## START Data shown

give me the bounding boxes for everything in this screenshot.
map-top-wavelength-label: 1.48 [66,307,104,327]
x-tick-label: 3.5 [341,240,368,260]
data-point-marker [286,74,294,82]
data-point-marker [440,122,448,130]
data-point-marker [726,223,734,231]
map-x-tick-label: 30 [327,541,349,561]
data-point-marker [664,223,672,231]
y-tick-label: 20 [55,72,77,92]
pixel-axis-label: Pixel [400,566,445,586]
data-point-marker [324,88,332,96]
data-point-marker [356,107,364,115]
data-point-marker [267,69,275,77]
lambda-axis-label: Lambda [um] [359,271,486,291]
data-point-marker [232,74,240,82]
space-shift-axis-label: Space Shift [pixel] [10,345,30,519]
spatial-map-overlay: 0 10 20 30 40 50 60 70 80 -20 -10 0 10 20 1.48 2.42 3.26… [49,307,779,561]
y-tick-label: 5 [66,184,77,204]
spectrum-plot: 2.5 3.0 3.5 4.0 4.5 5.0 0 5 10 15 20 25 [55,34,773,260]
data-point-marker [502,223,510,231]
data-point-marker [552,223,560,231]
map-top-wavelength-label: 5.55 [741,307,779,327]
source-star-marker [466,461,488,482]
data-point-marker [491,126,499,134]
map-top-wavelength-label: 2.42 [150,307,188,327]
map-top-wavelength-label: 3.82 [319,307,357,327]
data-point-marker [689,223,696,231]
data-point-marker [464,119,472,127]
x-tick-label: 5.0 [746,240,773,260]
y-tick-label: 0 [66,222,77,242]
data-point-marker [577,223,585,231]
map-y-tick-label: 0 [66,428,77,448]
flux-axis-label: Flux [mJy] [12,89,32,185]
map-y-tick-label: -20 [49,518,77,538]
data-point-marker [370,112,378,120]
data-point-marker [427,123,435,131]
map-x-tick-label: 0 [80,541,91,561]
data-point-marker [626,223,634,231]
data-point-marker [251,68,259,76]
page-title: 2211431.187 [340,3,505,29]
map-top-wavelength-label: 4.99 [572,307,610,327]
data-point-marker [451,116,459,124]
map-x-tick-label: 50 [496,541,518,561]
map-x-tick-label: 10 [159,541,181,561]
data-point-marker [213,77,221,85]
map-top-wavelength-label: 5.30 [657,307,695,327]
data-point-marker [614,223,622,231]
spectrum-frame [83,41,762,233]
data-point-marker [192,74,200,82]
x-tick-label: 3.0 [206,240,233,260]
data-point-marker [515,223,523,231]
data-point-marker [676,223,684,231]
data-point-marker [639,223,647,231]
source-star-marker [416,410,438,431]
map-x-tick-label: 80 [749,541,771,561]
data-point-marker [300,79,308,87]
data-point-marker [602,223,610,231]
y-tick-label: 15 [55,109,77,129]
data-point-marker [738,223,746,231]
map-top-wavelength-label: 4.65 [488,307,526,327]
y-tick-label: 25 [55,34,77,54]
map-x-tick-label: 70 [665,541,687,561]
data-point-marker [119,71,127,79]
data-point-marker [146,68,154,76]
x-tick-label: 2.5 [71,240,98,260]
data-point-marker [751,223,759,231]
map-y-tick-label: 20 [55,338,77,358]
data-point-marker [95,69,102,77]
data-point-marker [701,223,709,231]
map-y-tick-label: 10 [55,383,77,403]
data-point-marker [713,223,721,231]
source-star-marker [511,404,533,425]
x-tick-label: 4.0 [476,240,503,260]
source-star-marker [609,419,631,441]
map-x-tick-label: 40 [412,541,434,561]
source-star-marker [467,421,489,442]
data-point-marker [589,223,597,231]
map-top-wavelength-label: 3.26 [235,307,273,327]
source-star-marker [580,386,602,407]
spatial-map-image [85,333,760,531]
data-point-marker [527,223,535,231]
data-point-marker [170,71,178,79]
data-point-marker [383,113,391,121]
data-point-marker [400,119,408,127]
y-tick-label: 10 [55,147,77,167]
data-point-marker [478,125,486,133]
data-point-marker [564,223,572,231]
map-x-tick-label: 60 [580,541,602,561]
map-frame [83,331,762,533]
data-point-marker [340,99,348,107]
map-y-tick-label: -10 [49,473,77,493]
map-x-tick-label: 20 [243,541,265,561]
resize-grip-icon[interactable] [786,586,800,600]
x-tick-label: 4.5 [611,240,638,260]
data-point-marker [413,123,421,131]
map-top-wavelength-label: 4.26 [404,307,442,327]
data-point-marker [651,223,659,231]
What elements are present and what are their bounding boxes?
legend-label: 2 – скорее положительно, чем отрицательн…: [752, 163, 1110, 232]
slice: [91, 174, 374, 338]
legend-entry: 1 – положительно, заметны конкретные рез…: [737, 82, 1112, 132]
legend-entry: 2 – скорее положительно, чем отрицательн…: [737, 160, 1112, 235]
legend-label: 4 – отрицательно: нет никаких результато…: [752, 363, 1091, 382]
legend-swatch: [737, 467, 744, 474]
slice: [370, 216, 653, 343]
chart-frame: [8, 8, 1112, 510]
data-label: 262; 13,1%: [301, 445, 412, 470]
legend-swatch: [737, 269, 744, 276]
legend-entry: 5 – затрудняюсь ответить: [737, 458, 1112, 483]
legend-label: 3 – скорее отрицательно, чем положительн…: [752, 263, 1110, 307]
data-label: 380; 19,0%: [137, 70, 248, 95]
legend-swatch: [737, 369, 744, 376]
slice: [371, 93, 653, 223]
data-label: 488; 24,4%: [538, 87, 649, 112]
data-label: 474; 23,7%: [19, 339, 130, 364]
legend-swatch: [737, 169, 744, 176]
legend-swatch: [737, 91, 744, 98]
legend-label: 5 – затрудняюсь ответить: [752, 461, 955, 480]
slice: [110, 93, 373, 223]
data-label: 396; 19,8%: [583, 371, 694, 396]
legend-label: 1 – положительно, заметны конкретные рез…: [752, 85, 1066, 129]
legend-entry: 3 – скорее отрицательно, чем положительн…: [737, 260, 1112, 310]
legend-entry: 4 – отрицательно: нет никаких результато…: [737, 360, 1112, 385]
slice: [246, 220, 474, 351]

## END Data shown

◆ **To be done**
Rewrite the entire listing, replacing "data-point-marker" with "point" everywhere it appears and leaving everything else unchanged.

◆ **Task response**
give me the bounding boxes for everything in this screenshot.
map-top-wavelength-label: 1.48 [66,307,104,327]
x-tick-label: 3.5 [341,240,368,260]
point [286,74,294,82]
point [440,122,448,130]
point [726,223,734,231]
map-x-tick-label: 30 [327,541,349,561]
point [664,223,672,231]
y-tick-label: 20 [55,72,77,92]
pixel-axis-label: Pixel [400,566,445,586]
point [324,88,332,96]
point [356,107,364,115]
point [267,69,275,77]
lambda-axis-label: Lambda [um] [359,271,486,291]
point [232,74,240,82]
space-shift-axis-label: Space Shift [pixel] [10,345,30,519]
spatial-map-overlay: 0 10 20 30 40 50 60 70 80 -20 -10 0 10 20 1.48 2.42 3.26… [49,307,779,561]
y-tick-label: 5 [66,184,77,204]
spectrum-plot: 2.5 3.0 3.5 4.0 4.5 5.0 0 5 10 15 20 25 [55,34,773,260]
point [502,223,510,231]
point [552,223,560,231]
map-top-wavelength-label: 5.55 [741,307,779,327]
source-star-marker [466,461,488,482]
point [491,126,499,134]
map-top-wavelength-label: 2.42 [150,307,188,327]
map-top-wavelength-label: 3.82 [319,307,357,327]
point [689,223,696,231]
point [464,119,472,127]
x-tick-label: 5.0 [746,240,773,260]
y-tick-label: 0 [66,222,77,242]
point [577,223,585,231]
map-y-tick-label: 0 [66,428,77,448]
flux-axis-label: Flux [mJy] [12,89,32,185]
map-y-tick-label: -20 [49,518,77,538]
point [370,112,378,120]
point [427,123,435,131]
map-x-tick-label: 0 [80,541,91,561]
point [626,223,634,231]
point [251,68,259,76]
page-title: 2211431.187 [340,3,505,29]
map-top-wavelength-label: 4.99 [572,307,610,327]
point [451,116,459,124]
map-x-tick-label: 50 [496,541,518,561]
map-x-tick-label: 10 [159,541,181,561]
point [213,77,221,85]
map-top-wavelength-label: 5.30 [657,307,695,327]
point [614,223,622,231]
spectrum-frame [83,41,762,233]
point [192,74,200,82]
x-tick-label: 3.0 [206,240,233,260]
point [515,223,523,231]
point [676,223,684,231]
point [639,223,647,231]
source-star-marker [416,410,438,431]
map-x-tick-label: 80 [749,541,771,561]
point [300,79,308,87]
point [602,223,610,231]
y-tick-label: 15 [55,109,77,129]
point [738,223,746,231]
map-top-wavelength-label: 4.65 [488,307,526,327]
y-tick-label: 25 [55,34,77,54]
map-x-tick-label: 70 [665,541,687,561]
point [119,71,127,79]
point [146,68,154,76]
x-tick-label: 2.5 [71,240,98,260]
point [751,223,759,231]
map-y-tick-label: 20 [55,338,77,358]
point [95,69,102,77]
point [701,223,709,231]
map-y-tick-label: 10 [55,383,77,403]
point [713,223,721,231]
source-star-marker [511,404,533,425]
x-tick-label: 4.0 [476,240,503,260]
source-star-marker [609,419,631,441]
map-x-tick-label: 40 [412,541,434,561]
source-star-marker [467,421,489,442]
point [589,223,597,231]
map-top-wavelength-label: 3.26 [235,307,273,327]
source-star-marker [580,386,602,407]
spatial-map-image [85,333,760,531]
point [527,223,535,231]
point [170,71,178,79]
point [383,113,391,121]
point [400,119,408,127]
y-tick-label: 10 [55,147,77,167]
point [478,125,486,133]
point [564,223,572,231]
map-x-tick-label: 60 [580,541,602,561]
map-frame [83,331,762,533]
point [340,99,348,107]
map-y-tick-label: -10 [49,473,77,493]
map-x-tick-label: 20 [243,541,265,561]
resize-grip-icon[interactable] [786,586,800,600]
x-tick-label: 4.5 [611,240,638,260]
point [413,123,421,131]
map-top-wavelength-label: 4.26 [404,307,442,327]
point [651,223,659,231]
What elements are present and what are their bounding boxes?
legend-label: 2 – скорее положительно, чем отрицательн…: [752, 163, 1110, 232]
slice: [91, 174, 374, 338]
legend-entry: 1 – положительно, заметны конкретные рез…: [737, 82, 1112, 132]
legend-entry: 2 – скорее положительно, чем отрицательн…: [737, 160, 1112, 235]
legend-label: 4 – отрицательно: нет никаких результато…: [752, 363, 1091, 382]
legend-swatch: [737, 467, 744, 474]
slice: [370, 216, 653, 343]
chart-frame: [8, 8, 1112, 510]
data-label: 262; 13,1%: [301, 445, 412, 470]
legend-swatch: [737, 269, 744, 276]
legend-entry: 5 – затрудняюсь ответить: [737, 458, 1112, 483]
legend-label: 3 – скорее отрицательно, чем положительн…: [752, 263, 1110, 307]
data-label: 380; 19,0%: [137, 70, 248, 95]
legend-swatch: [737, 369, 744, 376]
slice: [371, 93, 653, 223]
data-label: 488; 24,4%: [538, 87, 649, 112]
data-label: 474; 23,7%: [19, 339, 130, 364]
legend-swatch: [737, 169, 744, 176]
legend-swatch: [737, 91, 744, 98]
legend-label: 5 – затрудняюсь ответить: [752, 461, 955, 480]
slice: [110, 93, 373, 223]
data-label: 396; 19,8%: [583, 371, 694, 396]
legend-label: 1 – положительно, заметны конкретные рез…: [752, 85, 1066, 129]
legend-entry: 3 – скорее отрицательно, чем положительн…: [737, 260, 1112, 310]
legend-entry: 4 – отрицательно: нет никаких результато…: [737, 360, 1112, 385]
slice: [246, 220, 474, 351]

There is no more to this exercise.